> [Material supplied]:
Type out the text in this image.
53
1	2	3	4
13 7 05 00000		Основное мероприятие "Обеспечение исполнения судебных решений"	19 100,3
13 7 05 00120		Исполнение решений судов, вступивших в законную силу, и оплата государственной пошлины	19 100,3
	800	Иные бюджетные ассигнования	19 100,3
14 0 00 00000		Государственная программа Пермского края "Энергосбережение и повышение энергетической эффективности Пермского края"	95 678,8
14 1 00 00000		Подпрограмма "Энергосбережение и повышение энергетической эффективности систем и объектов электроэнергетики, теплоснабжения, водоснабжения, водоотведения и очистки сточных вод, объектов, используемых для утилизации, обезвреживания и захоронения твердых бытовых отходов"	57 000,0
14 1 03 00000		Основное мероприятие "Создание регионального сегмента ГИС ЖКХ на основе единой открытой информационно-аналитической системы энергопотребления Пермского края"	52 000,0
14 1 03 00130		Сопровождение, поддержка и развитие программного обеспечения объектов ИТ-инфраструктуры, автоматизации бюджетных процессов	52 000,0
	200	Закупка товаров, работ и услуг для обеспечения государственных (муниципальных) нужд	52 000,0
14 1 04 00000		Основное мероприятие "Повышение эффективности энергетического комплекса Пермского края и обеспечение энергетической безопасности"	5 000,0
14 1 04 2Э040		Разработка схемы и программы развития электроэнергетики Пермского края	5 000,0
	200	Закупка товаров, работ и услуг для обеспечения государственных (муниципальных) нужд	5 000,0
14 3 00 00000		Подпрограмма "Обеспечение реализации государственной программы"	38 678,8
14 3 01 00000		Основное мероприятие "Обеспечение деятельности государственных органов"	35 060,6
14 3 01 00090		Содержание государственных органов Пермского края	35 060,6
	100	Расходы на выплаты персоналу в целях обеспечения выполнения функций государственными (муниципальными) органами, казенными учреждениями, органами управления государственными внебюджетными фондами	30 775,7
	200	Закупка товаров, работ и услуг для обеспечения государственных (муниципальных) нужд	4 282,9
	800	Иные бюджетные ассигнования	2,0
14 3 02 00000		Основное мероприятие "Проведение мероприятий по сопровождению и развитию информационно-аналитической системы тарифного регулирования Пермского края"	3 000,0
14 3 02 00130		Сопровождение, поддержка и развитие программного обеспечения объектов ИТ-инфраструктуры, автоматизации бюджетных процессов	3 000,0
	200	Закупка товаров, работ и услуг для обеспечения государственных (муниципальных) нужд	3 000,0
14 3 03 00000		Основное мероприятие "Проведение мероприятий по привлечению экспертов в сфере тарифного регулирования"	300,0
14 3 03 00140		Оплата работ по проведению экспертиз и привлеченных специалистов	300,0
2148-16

> [Task objective]:
Reproduce every line of the data verbatim.

> [Result of this exercise]:
Type out the text in this image.
53
1	2	3	4
13 7 05 00000		Основное мероприятие "Обеспечение исполнения судебных решений"	19 100,3
13 7 05 00120		Исполнение решений судов, вступивших в законную силу, и оплата государственной пошлины	19 100,3
	800	Иные бюджетные ассигнования	19 100,3
14 0 00 00000		Государственная программа Пермского края "Энергосбережение и повышение энергетической эффективности Пермского края"	95 678,8
14 1 00 00000		Подпрограмма "Энергосбережение и повышение энергетической эффективности систем и объектов электроэнергетики, теплоснабжения, водоснабжения, водоотведения и очистки сточных вод, объектов, используемых для утилизации, обезвреживания и захоронения твердых бытовых отходов"	57 000,0
14 1 03 00000		Основное мероприятие "Создание регионального сегмента ГИС ЖКХ на основе единой открытой информационно-аналитической системы энергопотребления Пермского края"	52 000,0
14 1 03 00130		Сопровождение, поддержка и развитие программного обеспечения объектов ИТ-инфраструктуры, автоматизации бюджетных процессов	52 000,0
	200	Закупка товаров, работ и услуг для обеспечения государственных (муниципальных) нужд	52 000,0
14 1 04 00000		Основное мероприятие "Повышение эффективности энергетического комплекса Пермского края и обеспечение энергетической безопасности"	5 000,0
14 1 04 2Э040		Разработка схемы и программы развития электроэнергетики Пермского края	5 000,0
	200	Закупка товаров, работ и услуг для обеспечения государственных (муниципальных) нужд	5 000,0
14 3 00 00000		Подпрограмма "Обеспечение реализации государственной программы"	38 678,8
14 3 01 00000		Основное мероприятие "Обеспечение деятельности государственных органов"	35 060,6
14 3 01 00090		Содержание государственных органов Пермского края	35 060,6
	100	Расходы на выплаты персоналу в целях обеспечения выполнения функций государственными (муниципальными) органами, казенными учреждениями, органами управления государственными внебюджетными фондами	30 775,7
	200	Закупка товаров, работ и услуг для обеспечения государственных (муниципальных) нужд	4 282,9
	800	Иные бюджетные ассигнования	2,0
14 3 02 00000		Основное мероприятие "Проведение мероприятий по сопровождению и развитию информационно-аналитической системы тарифного регулирования Пермского края"	3 000,0
14 3 02 00130		Сопровождение, поддержка и развитие программного обеспечения объектов ИТ-инфраструктуры, автоматизации бюджетных процессов	3 000,0
	200	Закупка товаров, работ и услуг для обеспечения государственных (муниципальных) нужд	3 000,0
14 3 03 00000		Основное мероприятие "Проведение мероприятий по привлечению экспертов в сфере тарифного регулирования"	300,0
14 3 03 00140		Оплата работ по проведению экспертиз и привлеченных специалистов	300,0
2148-16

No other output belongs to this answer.